Write out each line word for word. Drop pictures.

[Dataset items]
____________________

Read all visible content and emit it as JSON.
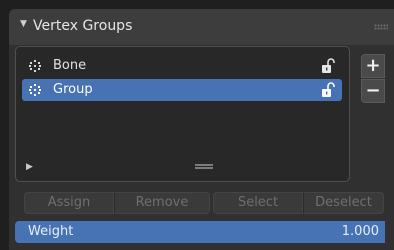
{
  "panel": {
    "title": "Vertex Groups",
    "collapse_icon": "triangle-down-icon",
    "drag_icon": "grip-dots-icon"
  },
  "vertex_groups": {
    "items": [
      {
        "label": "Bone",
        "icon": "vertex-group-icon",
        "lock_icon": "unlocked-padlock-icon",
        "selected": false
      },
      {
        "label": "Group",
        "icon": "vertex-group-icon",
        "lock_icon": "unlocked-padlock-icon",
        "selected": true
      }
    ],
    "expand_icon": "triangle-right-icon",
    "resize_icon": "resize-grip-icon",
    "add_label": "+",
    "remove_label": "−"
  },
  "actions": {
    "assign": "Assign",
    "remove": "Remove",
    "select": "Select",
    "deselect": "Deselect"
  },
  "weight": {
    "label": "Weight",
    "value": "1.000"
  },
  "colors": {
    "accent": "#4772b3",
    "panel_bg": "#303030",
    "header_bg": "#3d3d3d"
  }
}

____________________

> _Answer in full_
Read all visible content and emit it as JSON.
{
  "panel": {
    "title": "Vertex Groups",
    "collapse_icon": "triangle-down-icon",
    "drag_icon": "grip-dots-icon"
  },
  "vertex_groups": {
    "items": [
      {
        "label": "Bone",
        "icon": "vertex-group-icon",
        "lock_icon": "unlocked-padlock-icon",
        "selected": false
      },
      {
        "label": "Group",
        "icon": "vertex-group-icon",
        "lock_icon": "unlocked-padlock-icon",
        "selected": true
      }
    ],
    "expand_icon": "triangle-right-icon",
    "resize_icon": "resize-grip-icon",
    "add_label": "+",
    "remove_label": "−"
  },
  "actions": {
    "assign": "Assign",
    "remove": "Remove",
    "select": "Select",
    "deselect": "Deselect"
  },
  "weight": {
    "label": "Weight",
    "value": "1.000"
  },
  "colors": {
    "accent": "#4772b3",
    "panel_bg": "#303030",
    "header_bg": "#3d3d3d"
  }
}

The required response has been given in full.